[Begin]
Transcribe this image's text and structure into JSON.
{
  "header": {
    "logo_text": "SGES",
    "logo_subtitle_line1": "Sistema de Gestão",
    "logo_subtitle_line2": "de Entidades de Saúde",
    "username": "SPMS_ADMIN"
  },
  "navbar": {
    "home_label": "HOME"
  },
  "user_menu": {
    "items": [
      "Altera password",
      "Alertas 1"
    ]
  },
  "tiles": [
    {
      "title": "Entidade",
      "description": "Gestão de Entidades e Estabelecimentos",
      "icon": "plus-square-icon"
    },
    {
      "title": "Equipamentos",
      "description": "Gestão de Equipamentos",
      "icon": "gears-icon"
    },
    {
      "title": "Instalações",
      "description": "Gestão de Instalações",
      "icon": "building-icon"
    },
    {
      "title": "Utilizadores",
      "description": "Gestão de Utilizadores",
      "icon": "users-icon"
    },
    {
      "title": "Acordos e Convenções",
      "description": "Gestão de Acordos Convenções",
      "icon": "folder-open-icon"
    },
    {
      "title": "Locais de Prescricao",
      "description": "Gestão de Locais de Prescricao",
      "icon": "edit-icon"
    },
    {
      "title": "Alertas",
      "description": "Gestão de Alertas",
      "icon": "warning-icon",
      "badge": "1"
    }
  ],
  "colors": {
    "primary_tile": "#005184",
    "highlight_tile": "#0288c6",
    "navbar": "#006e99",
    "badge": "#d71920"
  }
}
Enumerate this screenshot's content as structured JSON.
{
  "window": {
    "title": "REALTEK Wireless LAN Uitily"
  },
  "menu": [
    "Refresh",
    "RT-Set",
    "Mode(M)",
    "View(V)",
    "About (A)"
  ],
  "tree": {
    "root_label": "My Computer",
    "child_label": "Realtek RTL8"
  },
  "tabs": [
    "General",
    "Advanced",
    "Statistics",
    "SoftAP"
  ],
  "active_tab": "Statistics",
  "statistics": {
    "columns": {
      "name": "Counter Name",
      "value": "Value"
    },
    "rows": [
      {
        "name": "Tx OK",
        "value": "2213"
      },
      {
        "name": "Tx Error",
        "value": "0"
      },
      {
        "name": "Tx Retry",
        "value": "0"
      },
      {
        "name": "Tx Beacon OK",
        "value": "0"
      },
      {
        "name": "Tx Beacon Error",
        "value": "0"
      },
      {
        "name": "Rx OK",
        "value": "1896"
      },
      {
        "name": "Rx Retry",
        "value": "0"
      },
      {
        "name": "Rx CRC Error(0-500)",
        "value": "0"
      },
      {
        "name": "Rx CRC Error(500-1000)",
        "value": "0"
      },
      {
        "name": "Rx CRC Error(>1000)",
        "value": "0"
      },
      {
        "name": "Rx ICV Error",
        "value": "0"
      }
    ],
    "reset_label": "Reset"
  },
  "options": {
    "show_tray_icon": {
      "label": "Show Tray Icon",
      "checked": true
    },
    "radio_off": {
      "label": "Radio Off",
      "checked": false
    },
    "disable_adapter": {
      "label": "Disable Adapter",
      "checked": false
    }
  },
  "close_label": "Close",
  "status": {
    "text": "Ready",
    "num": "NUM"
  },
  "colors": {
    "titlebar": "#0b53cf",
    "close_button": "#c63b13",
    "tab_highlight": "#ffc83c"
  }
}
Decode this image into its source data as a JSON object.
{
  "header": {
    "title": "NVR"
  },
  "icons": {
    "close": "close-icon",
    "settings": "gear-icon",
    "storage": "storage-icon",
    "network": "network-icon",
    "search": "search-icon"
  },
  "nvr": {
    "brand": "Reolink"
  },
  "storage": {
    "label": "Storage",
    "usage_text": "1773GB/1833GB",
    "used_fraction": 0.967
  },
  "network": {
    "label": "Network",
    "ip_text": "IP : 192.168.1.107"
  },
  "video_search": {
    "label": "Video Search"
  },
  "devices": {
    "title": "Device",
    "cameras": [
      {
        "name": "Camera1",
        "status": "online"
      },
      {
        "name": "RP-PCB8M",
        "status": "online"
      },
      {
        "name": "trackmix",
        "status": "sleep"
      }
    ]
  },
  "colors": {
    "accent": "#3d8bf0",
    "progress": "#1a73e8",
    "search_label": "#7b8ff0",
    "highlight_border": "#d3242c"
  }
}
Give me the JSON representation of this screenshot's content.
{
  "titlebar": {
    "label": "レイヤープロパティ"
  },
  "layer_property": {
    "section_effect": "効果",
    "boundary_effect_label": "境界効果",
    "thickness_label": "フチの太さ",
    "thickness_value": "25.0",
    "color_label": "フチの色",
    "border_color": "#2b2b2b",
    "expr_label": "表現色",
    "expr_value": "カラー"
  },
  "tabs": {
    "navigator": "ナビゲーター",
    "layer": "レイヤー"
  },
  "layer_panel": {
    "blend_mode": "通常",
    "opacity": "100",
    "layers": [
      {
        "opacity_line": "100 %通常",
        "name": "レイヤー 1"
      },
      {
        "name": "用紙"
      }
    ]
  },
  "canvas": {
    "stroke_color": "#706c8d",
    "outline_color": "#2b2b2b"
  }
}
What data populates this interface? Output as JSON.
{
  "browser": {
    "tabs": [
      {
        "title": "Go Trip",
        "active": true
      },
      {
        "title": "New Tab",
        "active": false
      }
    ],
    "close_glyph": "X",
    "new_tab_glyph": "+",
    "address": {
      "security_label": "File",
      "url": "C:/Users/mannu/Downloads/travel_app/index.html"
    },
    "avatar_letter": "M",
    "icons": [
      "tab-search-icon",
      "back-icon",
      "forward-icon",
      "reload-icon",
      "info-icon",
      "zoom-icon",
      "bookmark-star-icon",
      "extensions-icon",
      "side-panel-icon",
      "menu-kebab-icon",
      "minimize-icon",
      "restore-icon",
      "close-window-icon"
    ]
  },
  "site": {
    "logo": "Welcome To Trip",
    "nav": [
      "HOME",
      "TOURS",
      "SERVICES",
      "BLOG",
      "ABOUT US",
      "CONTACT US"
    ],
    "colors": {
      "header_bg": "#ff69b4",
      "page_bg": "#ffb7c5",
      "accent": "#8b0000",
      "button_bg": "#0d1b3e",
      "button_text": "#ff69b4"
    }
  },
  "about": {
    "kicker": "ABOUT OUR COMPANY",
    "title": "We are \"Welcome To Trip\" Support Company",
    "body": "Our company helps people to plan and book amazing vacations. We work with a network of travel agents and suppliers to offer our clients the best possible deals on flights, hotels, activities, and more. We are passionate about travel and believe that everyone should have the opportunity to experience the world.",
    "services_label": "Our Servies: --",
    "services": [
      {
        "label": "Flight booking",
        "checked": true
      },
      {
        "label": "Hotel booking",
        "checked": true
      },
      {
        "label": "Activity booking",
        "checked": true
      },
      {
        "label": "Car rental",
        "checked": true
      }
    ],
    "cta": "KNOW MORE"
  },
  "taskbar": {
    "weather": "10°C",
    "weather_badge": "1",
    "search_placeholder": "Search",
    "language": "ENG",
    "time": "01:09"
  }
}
[End]
EXERCISE BRIEF
Every entry must be output again, exactly as written above.

SOLUTION BELOW
Transcribe this image's text and structure into JSON.
{
  "header": {
    "logo_text": "SGES",
    "logo_subtitle_line1": "Sistema de Gestão",
    "logo_subtitle_line2": "de Entidades de Saúde",
    "username": "SPMS_ADMIN"
  },
  "navbar": {
    "home_label": "HOME"
  },
  "user_menu": {
    "items": [
      "Altera password",
      "Alertas 1"
    ]
  },
  "tiles": [
    {
      "title": "Entidade",
      "description": "Gestão de Entidades e Estabelecimentos",
      "icon": "plus-square-icon"
    },
    {
      "title": "Equipamentos",
      "description": "Gestão de Equipamentos",
      "icon": "gears-icon"
    },
    {
      "title": "Instalações",
      "description": "Gestão de Instalações",
      "icon": "building-icon"
    },
    {
      "title": "Utilizadores",
      "description": "Gestão de Utilizadores",
      "icon": "users-icon"
    },
    {
      "title": "Acordos e Convenções",
      "description": "Gestão de Acordos Convenções",
      "icon": "folder-open-icon"
    },
    {
      "title": "Locais de Prescricao",
      "description": "Gestão de Locais de Prescricao",
      "icon": "edit-icon"
    },
    {
      "title": "Alertas",
      "description": "Gestão de Alertas",
      "icon": "warning-icon",
      "badge": "1"
    }
  ],
  "colors": {
    "primary_tile": "#005184",
    "highlight_tile": "#0288c6",
    "navbar": "#006e99",
    "badge": "#d71920"
  }
}
Enumerate this screenshot's content as structured JSON.
{
  "window": {
    "title": "REALTEK Wireless LAN Uitily"
  },
  "menu": [
    "Refresh",
    "RT-Set",
    "Mode(M)",
    "View(V)",
    "About (A)"
  ],
  "tree": {
    "root_label": "My Computer",
    "child_label": "Realtek RTL8"
  },
  "tabs": [
    "General",
    "Advanced",
    "Statistics",
    "SoftAP"
  ],
  "active_tab": "Statistics",
  "statistics": {
    "columns": {
      "name": "Counter Name",
      "value": "Value"
    },
    "rows": [
      {
        "name": "Tx OK",
        "value": "2213"
      },
      {
        "name": "Tx Error",
        "value": "0"
      },
      {
        "name": "Tx Retry",
        "value": "0"
      },
      {
        "name": "Tx Beacon OK",
        "value": "0"
      },
      {
        "name": "Tx Beacon Error",
        "value": "0"
      },
      {
        "name": "Rx OK",
        "value": "1896"
      },
      {
        "name": "Rx Retry",
        "value": "0"
      },
      {
        "name": "Rx CRC Error(0-500)",
        "value": "0"
      },
      {
        "name": "Rx CRC Error(500-1000)",
        "value": "0"
      },
      {
        "name": "Rx CRC Error(>1000)",
        "value": "0"
      },
      {
        "name": "Rx ICV Error",
        "value": "0"
      }
    ],
    "reset_label": "Reset"
  },
  "options": {
    "show_tray_icon": {
      "label": "Show Tray Icon",
      "checked": true
    },
    "radio_off": {
      "label": "Radio Off",
      "checked": false
    },
    "disable_adapter": {
      "label": "Disable Adapter",
      "checked": false
    }
  },
  "close_label": "Close",
  "status": {
    "text": "Ready",
    "num": "NUM"
  },
  "colors": {
    "titlebar": "#0b53cf",
    "close_button": "#c63b13",
    "tab_highlight": "#ffc83c"
  }
}
Decode this image into its source data as a JSON object.
{
  "header": {
    "title": "NVR"
  },
  "icons": {
    "close": "close-icon",
    "settings": "gear-icon",
    "storage": "storage-icon",
    "network": "network-icon",
    "search": "search-icon"
  },
  "nvr": {
    "brand": "Reolink"
  },
  "storage": {
    "label": "Storage",
    "usage_text": "1773GB/1833GB",
    "used_fraction": 0.967
  },
  "network": {
    "label": "Network",
    "ip_text": "IP : 192.168.1.107"
  },
  "video_search": {
    "label": "Video Search"
  },
  "devices": {
    "title": "Device",
    "cameras": [
      {
        "name": "Camera1",
        "status": "online"
      },
      {
        "name": "RP-PCB8M",
        "status": "online"
      },
      {
        "name": "trackmix",
        "status": "sleep"
      }
    ]
  },
  "colors": {
    "accent": "#3d8bf0",
    "progress": "#1a73e8",
    "search_label": "#7b8ff0",
    "highlight_border": "#d3242c"
  }
}
Give me the JSON representation of this screenshot's content.
{
  "titlebar": {
    "label": "レイヤープロパティ"
  },
  "layer_property": {
    "section_effect": "効果",
    "boundary_effect_label": "境界効果",
    "thickness_label": "フチの太さ",
    "thickness_value": "25.0",
    "color_label": "フチの色",
    "border_color": "#2b2b2b",
    "expr_label": "表現色",
    "expr_value": "カラー"
  },
  "tabs": {
    "navigator": "ナビゲーター",
    "layer": "レイヤー"
  },
  "layer_panel": {
    "blend_mode": "通常",
    "opacity": "100",
    "layers": [
      {
        "opacity_line": "100 %通常",
        "name": "レイヤー 1"
      },
      {
        "name": "用紙"
      }
    ]
  },
  "canvas": {
    "stroke_color": "#706c8d",
    "outline_color": "#2b2b2b"
  }
}
What data populates this interface? Output as JSON.
{
  "browser": {
    "tabs": [
      {
        "title": "Go Trip",
        "active": true
      },
      {
        "title": "New Tab",
        "active": false
      }
    ],
    "close_glyph": "X",
    "new_tab_glyph": "+",
    "address": {
      "security_label": "File",
      "url": "C:/Users/mannu/Downloads/travel_app/index.html"
    },
    "avatar_letter": "M",
    "icons": [
      "tab-search-icon",
      "back-icon",
      "forward-icon",
      "reload-icon",
      "info-icon",
      "zoom-icon",
      "bookmark-star-icon",
      "extensions-icon",
      "side-panel-icon",
      "menu-kebab-icon",
      "minimize-icon",
      "restore-icon",
      "close-window-icon"
    ]
  },
  "site": {
    "logo": "Welcome To Trip",
    "nav": [
      "HOME",
      "TOURS",
      "SERVICES",
      "BLOG",
      "ABOUT US",
      "CONTACT US"
    ],
    "colors": {
      "header_bg": "#ff69b4",
      "page_bg": "#ffb7c5",
      "accent": "#8b0000",
      "button_bg": "#0d1b3e",
      "button_text": "#ff69b4"
    }
  },
  "about": {
    "kicker": "ABOUT OUR COMPANY",
    "title": "We are \"Welcome To Trip\" Support Company",
    "body": "Our company helps people to plan and book amazing vacations. We work with a network of travel agents and suppliers to offer our clients the best possible deals on flights, hotels, activities, and more. We are passionate about travel and believe that everyone should have the opportunity to experience the world.",
    "services_label": "Our Servies: --",
    "services": [
      {
        "label": "Flight booking",
        "checked": true
      },
      {
        "label": "Hotel booking",
        "checked": true
      },
      {
        "label": "Activity booking",
        "checked": true
      },
      {
        "label": "Car rental",
        "checked": true
      }
    ],
    "cta": "KNOW MORE"
  },
  "taskbar": {
    "weather": "10°C",
    "weather_badge": "1",
    "search_placeholder": "Search",
    "language": "ENG",
    "time": "01:09"
  }
}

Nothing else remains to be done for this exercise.